YOUR GOAL: Find every line containing the word "不正确的一项是" in the records below; report only how many there are.

Extracted data entries:
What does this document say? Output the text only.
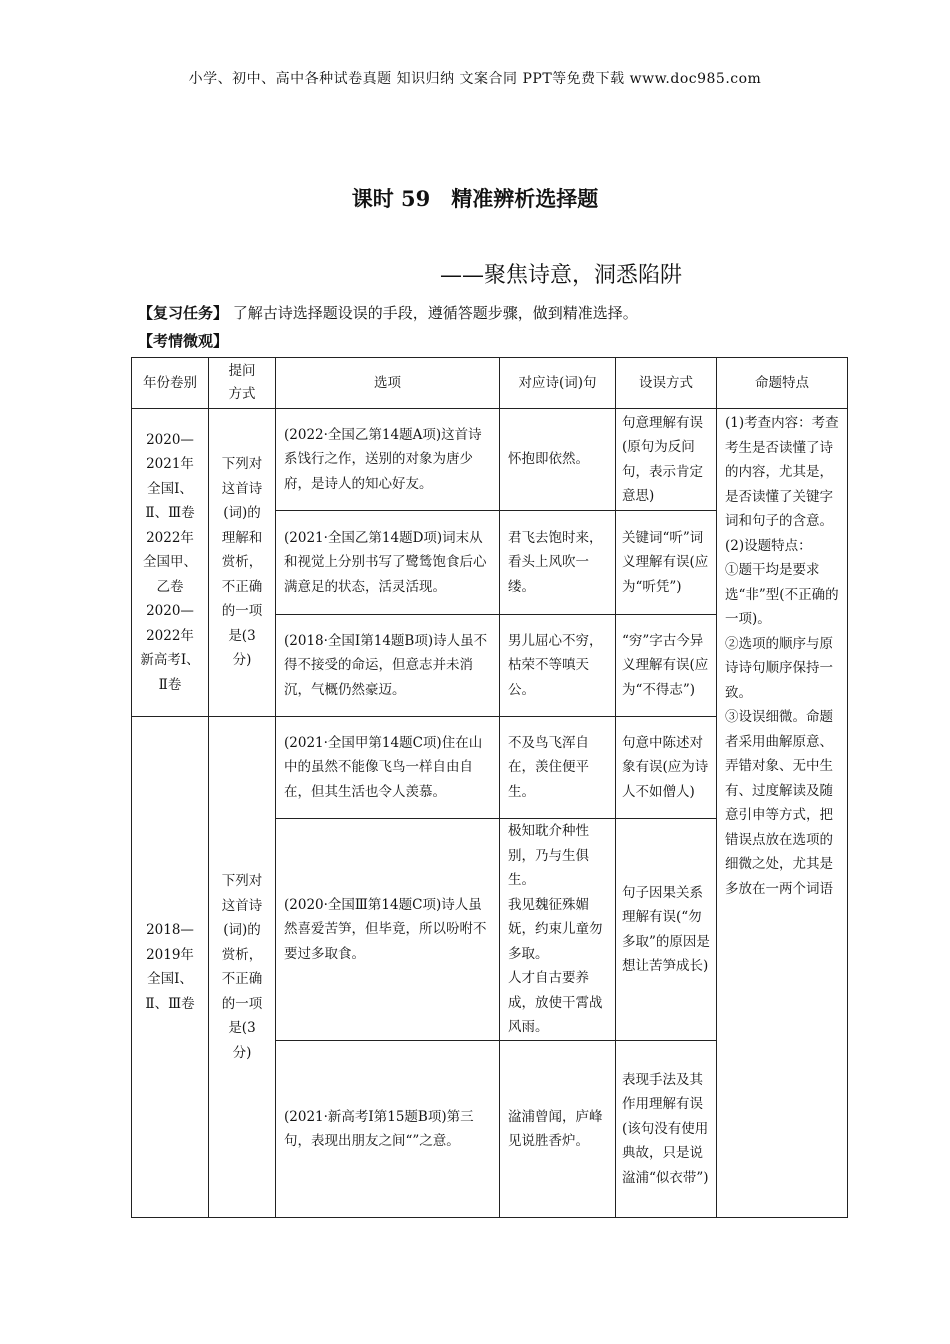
小学、初中、高中各种试卷真题 知识归纳 文案合同 PPT等免费下载 www.doc985.com
课时 59　精准辨析选择题
——聚焦诗意，洞悉陷阱
【复习任务】 了解古诗选择题设误的手段，遵循答题步骤，做到精准选择。
【考情微观】
年份卷别	提问方式	选项	对应诗(词)句	设误方式	命题特点
2020—2021年全国Ⅰ、Ⅱ、Ⅲ卷 2022年全国甲、乙卷 2020—2022年新高考Ⅰ、Ⅱ卷	下列对这首诗(词)的理解和赏析，不正确的一项是(3分)	(2022·全国乙第14题A项)这首诗系饯行之作，送别的对象为唐少府，是诗人的知心好友。	怀抱即依然。	句意理解有误(原句为反问句，表示肯定意思)	(1)考查内容：考查考生是否读懂了诗的内容，尤其是，是否读懂了关键字词和句子的含意。
(2)设题特点：
①题干均是要求选“非”型(不正确的一项)。
②选项的顺序与原诗诗句顺序保持一致。
③设误细微。命题者采用曲解原意、弄错对象、无中生有、过度解读及随意引申等方式，把错误点放在选项的细微之处，尤其是多放在一两个词语

		(2021·全国乙第14题D项)词末从和视觉上分别书写了鹭鸶饱食后心满意足的状态，活灵活现。	君飞去饱时来，看头上风吹一缕。	关键词“听”词义理解有误(应为“听凭”)	
		(2018·全国Ⅰ第14题B项)诗人虽不得不接受的命运，但意志并未消沉，气概仍然豪迈。	男儿屈心不穷，枯荣不等嗔天公。	“穷”字古今异义理解有误(应为“不得志”)	
2018—2019年全国Ⅰ、Ⅱ、Ⅲ卷	下列对这首诗(词)的赏析，不正确的一项是(3分)	(2021·全国甲第14题C项)住在山中的虽然不能像飞鸟一样自由自在，但其生活也令人羡慕。	不及鸟飞浑自在，羡住便平生。	句意中陈述对象有误(应为诗人不如僧人)	
		(2020·全国Ⅲ第14题C项)诗人虽然喜爱苦笋，但毕竟，所以吩咐不要过多取食。	极知耽介种性别，乃与生俱生。
我见魏征殊媚妩，约束儿童勿多取。
人才自古要养成，放使干霄战风雨。	句子因果关系理解有误(“勿多取”的原因是想让苦笋成长)	
		(2021·新高考Ⅰ第15题B项)第三句，表现出朋友之间“”之意。	湓浦曾闻，庐峰见说胜香炉。	表现手法及其作用理解有误(该句没有使用典故，只是说湓浦“似衣带”)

WORKED ANSWER: 2